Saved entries
◆ ◆ ◆ ◆ ◆

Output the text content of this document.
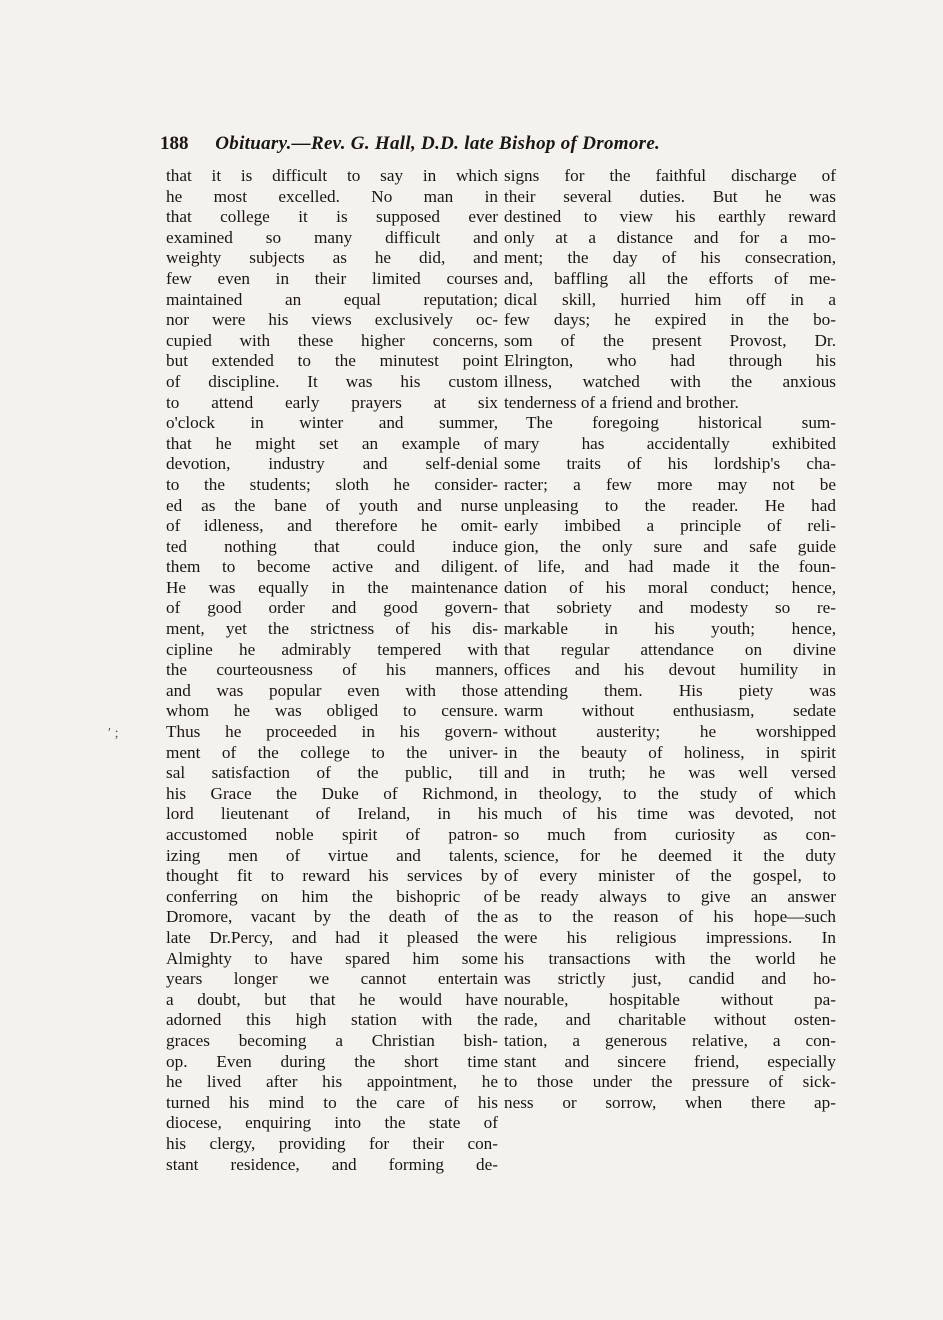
188 Obituary.—Rev. G. Hall, D.D. late Bishop of Dromore.
′ ;
that it is difficult to say in which
he most excelled. No man in
that college it is supposed ever
examined so many difficult and
weighty subjects as he did, and
few even in their limited courses
maintained an equal reputation;
nor were his views exclusively oc-
cupied with these higher concerns,
but extended to the minutest point
of discipline. It was his custom
to attend early prayers at six
o'clock in winter and summer,
that he might set an example of
devotion, industry and self-denial
to the students; sloth he consider-
ed as the bane of youth and nurse
of idleness, and therefore he omit-
ted nothing that could induce
them to become active and diligent.
He was equally in the maintenance
of good order and good govern-
ment, yet the strictness of his dis-
cipline he admirably tempered with
the courteousness of his manners,
and was popular even with those
whom he was obliged to censure.
Thus he proceeded in his govern-
ment of the college to the univer-
sal satisfaction of the public, till
his Grace the Duke of Richmond,
lord lieutenant of Ireland, in his
accustomed noble spirit of patron-
izing men of virtue and talents,
thought fit to reward his services by
conferring on him the bishopric of
Dromore, vacant by the death of the
late Dr.Percy, and had it pleased the
Almighty to have spared him some
years longer we cannot entertain
a doubt, but that he would have
adorned this high station with the
graces becoming a Christian bish-
op. Even during the short time
he lived after his appointment, he
turned his mind to the care of his
diocese, enquiring into the state of
his clergy, providing for their con-
stant residence, and forming de-
signs for the faithful discharge of
their several duties. But he was
destined to view his earthly reward
only at a distance and for a mo-
ment; the day of his consecration,
and, baffling all the efforts of me-
dical skill, hurried him off in a
few days; he expired in the bo-
som of the present Provost, Dr.
Elrington, who had through his
illness, watched with the anxious
tenderness of a friend and brother.
The foregoing historical sum-
mary has accidentally exhibited
some traits of his lordship's cha-
racter; a few more may not be
unpleasing to the reader. He had
early imbibed a principle of reli-
gion, the only sure and safe guide
of life, and had made it the foun-
dation of his moral conduct; hence,
that sobriety and modesty so re-
markable in his youth; hence,
that regular attendance on divine
offices and his devout humility in
attending them. His piety was
warm without enthusiasm, sedate
without austerity; he worshipped
in the beauty of holiness, in spirit
and in truth; he was well versed
in theology, to the study of which
much of his time was devoted, not
so much from curiosity as con-
science, for he deemed it the duty
of every minister of the gospel, to
be ready always to give an answer
as to the reason of his hope—such
were his religious impressions. In
his transactions with the world he
was strictly just, candid and ho-
nourable, hospitable without pa-
rade, and charitable without osten-
tation, a generous relative, a con-
stant and sincere friend, especially
to those under the pressure of sick-
ness or sorrow, when there ap-
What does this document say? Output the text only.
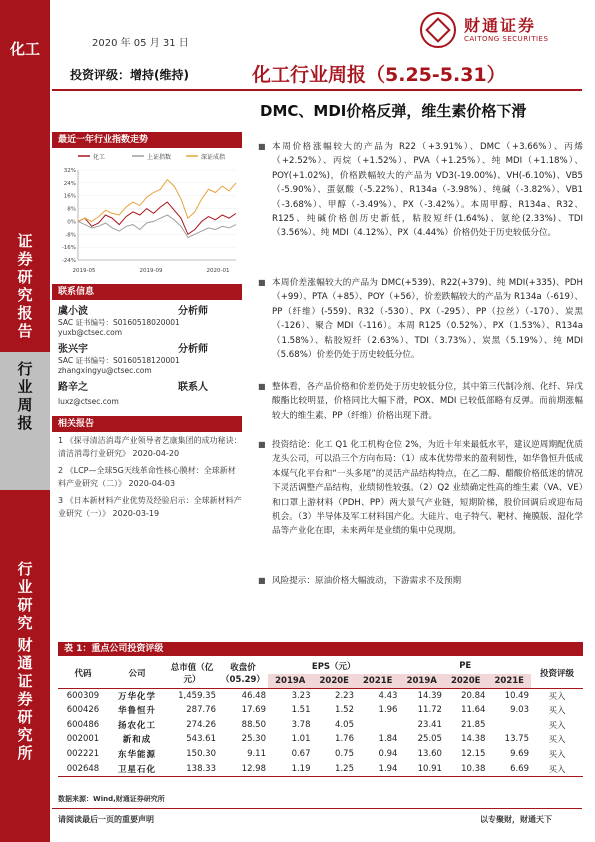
化工
证券研究报告
行业周报
行业研究
财通证券研究所
2020 年 05 月 31 日
财通证券
CAITONG SECURITIES
投资评级：增持(维持)	化工行业周报（5.25-5.31）
DMC、MDI价格反弹，维生素价格下滑
最近一年行业指数走势
化工	上证指数	深证成指
32%
24%
16%
8%
0%
-8%
-16%
-24%
2019-05	2019-09	2020-01
联系信息
虞小波
SAC 证书编号：S0160518020001
yuxb@ctsec.com
分析师
张兴宇
SAC 证书编号：S0160518120001
zhangxingyu@ctsec.com
分析师
路辛之
luxz@ctsec.com
联系人
相关报告
1 《探寻清洁消毒产业领导者艺康集团的成功秘诀：清洁消毒行业研究》 2020-04-20
2 《LCP—全球5G天线革命性核心膜材：全球新材料产业研究（二）》 2020-04-03
3 《日本新材料产业优势及经验启示：全球新材料产业研究（一）》 2020-03-19
■ 本周价格涨幅较大的产品为 R22（+3.91%）、DMC（+3.66%）、丙烯（+2.52%）、丙烷（+1.52%）、PVA（+1.25%）、纯 MDI（+1.18%）、POY(+1.02%)，价格跌幅较大的产品为 VD3(-19.00%)、VH(-6.10%)、VB5（-5.90%）、蛋氨酸（-5.22%）、R134a（-3.98%）、纯碱（-3.82%）、VB1（-3.68%）、甲醇（-3.49%）、PX（-3.42%）。本周甲醇、R134a、R32、R125、纯碱价格创历史新低，粘胶短纤(1.64%)、氨纶(2.33%)、TDI（3.56%）、纯 MDI（4.12%）、PX（4.44%）价格仍处于历史较低分位。
■ 本周价差涨幅较大的产品为 DMC(+539)、R22(+379)、纯 MDI(+335)、PDH（+99）、PTA（+85）、POY（+56），价差跌幅较大的产品为 R134a（-619）、PP（纤维）(-559)、R32（-530）、PX（-295）、PP（拉丝）（-170）、炭黑（-126）、聚合 MDI（-116）。本周 R125（0.52%）、PX（1.53%）、R134a（1.58%）、粘胶短纤（2.63%）、TDI（3.73%）、炭黑（5.19%）、纯 MDI（5.68%）价差仍处于历史较低分位。
■ 整体看，各产品价格和价差仍处于历史较低分位，其中第三代制冷剂、化纤、异戊酸酯比较明显，价格同比大幅下滑，POX、MDI 已较低部略有反弹。而前期涨幅较大的维生素、PP（纤维）价格出现下滑。
■ 投资结论：化工 Q1 化工机构仓位 2%，为近十年来最低水平，建议逆周期配优质龙头公司，可以沿三个方向布局：（1）成本优势带来的盈利韧性，如华鲁恒升低成本煤气化平台和“一头多尾”的灵活产品结构特点，在乙二醇、醋酸价格低迷的情况下灵活调整产品结构，业绩韧性较强。（2）Q2 业绩确定性高的维生素（VA、VE）和口罩上游材料（PDH、PP）两大景气产业链，短期阶梯，股价回调后或迎布局机会。（3）半导体及军工材料国产化。大硅片、电子特气、靶材、掩膜版、湿化学品等产业化在即，未来两年是业绩的集中兑现期。
■ 风险提示：原油价格大幅波动，下游需求不及预期
表 1：重点公司投资评级
代码	公司	总市值（亿元）	收盘价（05.29）	EPS（元）			PE			投资评级
				2019A	2020E	2021E	2019A	2020E	2021E	
600309	万华化学	1,459.35	46.48	3.23	2.23	4.43	14.39	20.84	10.49	买入
600426	华鲁恒升	287.76	17.69	1.51	1.52	1.96	11.72	11.64	9.03	买入
600486	扬农化工	274.26	88.50	3.78	4.05		23.41	21.85		买入
002001	新和成	543.61	25.30	1.01	1.76	1.84	25.05	14.38	13.75	买入
002221	东华能源	150.30	9.11	0.67	0.75	0.94	13.60	12.15	9.69	买入
002648	卫星石化	138.33	12.98	1.19	1.25	1.94	10.91	10.38	6.69	买入
数据来源：Wind,财通证券研究所
请阅读最后一页的重要声明	以专聚财，财通天下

◆ ◆ ◆ ◆ ◆

Give every record back exactly as it reads, with no images.

Output the text content of this document.
188 Obituary.—Rev. G. Hall, D.D. late Bishop of Dromore.
′ ;
that it is difficult to say in which
he most excelled. No man in
that college it is supposed ever
examined so many difficult and
weighty subjects as he did, and
few even in their limited courses
maintained an equal reputation;
nor were his views exclusively oc-
cupied with these higher concerns,
but extended to the minutest point
of discipline. It was his custom
to attend early prayers at six
o'clock in winter and summer,
that he might set an example of
devotion, industry and self-denial
to the students; sloth he consider-
ed as the bane of youth and nurse
of idleness, and therefore he omit-
ted nothing that could induce
them to become active and diligent.
He was equally in the maintenance
of good order and good govern-
ment, yet the strictness of his dis-
cipline he admirably tempered with
the courteousness of his manners,
and was popular even with those
whom he was obliged to censure.
Thus he proceeded in his govern-
ment of the college to the univer-
sal satisfaction of the public, till
his Grace the Duke of Richmond,
lord lieutenant of Ireland, in his
accustomed noble spirit of patron-
izing men of virtue and talents,
thought fit to reward his services by
conferring on him the bishopric of
Dromore, vacant by the death of the
late Dr.Percy, and had it pleased the
Almighty to have spared him some
years longer we cannot entertain
a doubt, but that he would have
adorned this high station with the
graces becoming a Christian bish-
op. Even during the short time
he lived after his appointment, he
turned his mind to the care of his
diocese, enquiring into the state of
his clergy, providing for their con-
stant residence, and forming de-
signs for the faithful discharge of
their several duties. But he was
destined to view his earthly reward
only at a distance and for a mo-
ment; the day of his consecration,
and, baffling all the efforts of me-
dical skill, hurried him off in a
few days; he expired in the bo-
som of the present Provost, Dr.
Elrington, who had through his
illness, watched with the anxious
tenderness of a friend and brother.
The foregoing historical sum-
mary has accidentally exhibited
some traits of his lordship's cha-
racter; a few more may not be
unpleasing to the reader. He had
early imbibed a principle of reli-
gion, the only sure and safe guide
of life, and had made it the foun-
dation of his moral conduct; hence,
that sobriety and modesty so re-
markable in his youth; hence,
that regular attendance on divine
offices and his devout humility in
attending them. His piety was
warm without enthusiasm, sedate
without austerity; he worshipped
in the beauty of holiness, in spirit
and in truth; he was well versed
in theology, to the study of which
much of his time was devoted, not
so much from curiosity as con-
science, for he deemed it the duty
of every minister of the gospel, to
be ready always to give an answer
as to the reason of his hope—such
were his religious impressions. In
his transactions with the world he
was strictly just, candid and ho-
nourable, hospitable without pa-
rade, and charitable without osten-
tation, a generous relative, a con-
stant and sincere friend, especially
to those under the pressure of sick-
ness or sorrow, when there ap-
What does this document say? Output the text only.
化工
证券研究报告
行业周报
行业研究
财通证券研究所
2020 年 05 月 31 日
财通证券
CAITONG SECURITIES
投资评级：增持(维持)	化工行业周报（5.25-5.31）
DMC、MDI价格反弹，维生素价格下滑
最近一年行业指数走势
化工	上证指数	深证成指
32%
24%
16%
8%
0%
-8%
-16%
-24%
2019-05	2019-09	2020-01
联系信息
虞小波
SAC 证书编号：S0160518020001
yuxb@ctsec.com
分析师
张兴宇
SAC 证书编号：S0160518120001
zhangxingyu@ctsec.com
分析师
路辛之
luxz@ctsec.com
联系人
相关报告
1 《探寻清洁消毒产业领导者艺康集团的成功秘诀：清洁消毒行业研究》 2020-04-20
2 《LCP—全球5G天线革命性核心膜材：全球新材料产业研究（二）》 2020-04-03
3 《日本新材料产业优势及经验启示：全球新材料产业研究（一）》 2020-03-19
■ 本周价格涨幅较大的产品为 R22（+3.91%）、DMC（+3.66%）、丙烯（+2.52%）、丙烷（+1.52%）、PVA（+1.25%）、纯 MDI（+1.18%）、POY(+1.02%)，价格跌幅较大的产品为 VD3(-19.00%)、VH(-6.10%)、VB5（-5.90%）、蛋氨酸（-5.22%）、R134a（-3.98%）、纯碱（-3.82%）、VB1（-3.68%）、甲醇（-3.49%）、PX（-3.42%）。本周甲醇、R134a、R32、R125、纯碱价格创历史新低，粘胶短纤(1.64%)、氨纶(2.33%)、TDI（3.56%）、纯 MDI（4.12%）、PX（4.44%）价格仍处于历史较低分位。
■ 本周价差涨幅较大的产品为 DMC(+539)、R22(+379)、纯 MDI(+335)、PDH（+99）、PTA（+85）、POY（+56），价差跌幅较大的产品为 R134a（-619）、PP（纤维）(-559)、R32（-530）、PX（-295）、PP（拉丝）（-170）、炭黑（-126）、聚合 MDI（-116）。本周 R125（0.52%）、PX（1.53%）、R134a（1.58%）、粘胶短纤（2.63%）、TDI（3.73%）、炭黑（5.19%）、纯 MDI（5.68%）价差仍处于历史较低分位。
■ 整体看，各产品价格和价差仍处于历史较低分位，其中第三代制冷剂、化纤、异戊酸酯比较明显，价格同比大幅下滑，POX、MDI 已较低部略有反弹。而前期涨幅较大的维生素、PP（纤维）价格出现下滑。
■ 投资结论：化工 Q1 化工机构仓位 2%，为近十年来最低水平，建议逆周期配优质龙头公司，可以沿三个方向布局：（1）成本优势带来的盈利韧性，如华鲁恒升低成本煤气化平台和“一头多尾”的灵活产品结构特点，在乙二醇、醋酸价格低迷的情况下灵活调整产品结构，业绩韧性较强。（2）Q2 业绩确定性高的维生素（VA、VE）和口罩上游材料（PDH、PP）两大景气产业链，短期阶梯，股价回调后或迎布局机会。（3）半导体及军工材料国产化。大硅片、电子特气、靶材、掩膜版、湿化学品等产业化在即，未来两年是业绩的集中兑现期。
■ 风险提示：原油价格大幅波动，下游需求不及预期
表 1：重点公司投资评级
代码	公司	总市值（亿元）	收盘价（05.29）	EPS（元）			PE			投资评级
				2019A	2020E	2021E	2019A	2020E	2021E	
600309	万华化学	1,459.35	46.48	3.23	2.23	4.43	14.39	20.84	10.49	买入
600426	华鲁恒升	287.76	17.69	1.51	1.52	1.96	11.72	11.64	9.03	买入
600486	扬农化工	274.26	88.50	3.78	4.05		23.41	21.85		买入
002001	新和成	543.61	25.30	1.01	1.76	1.84	25.05	14.38	13.75	买入
002221	东华能源	150.30	9.11	0.67	0.75	0.94	13.60	12.15	9.69	买入
002648	卫星石化	138.33	12.98	1.19	1.25	1.94	10.91	10.38	6.69	买入
数据来源：Wind,财通证券研究所
请阅读最后一页的重要声明	以专聚财，财通天下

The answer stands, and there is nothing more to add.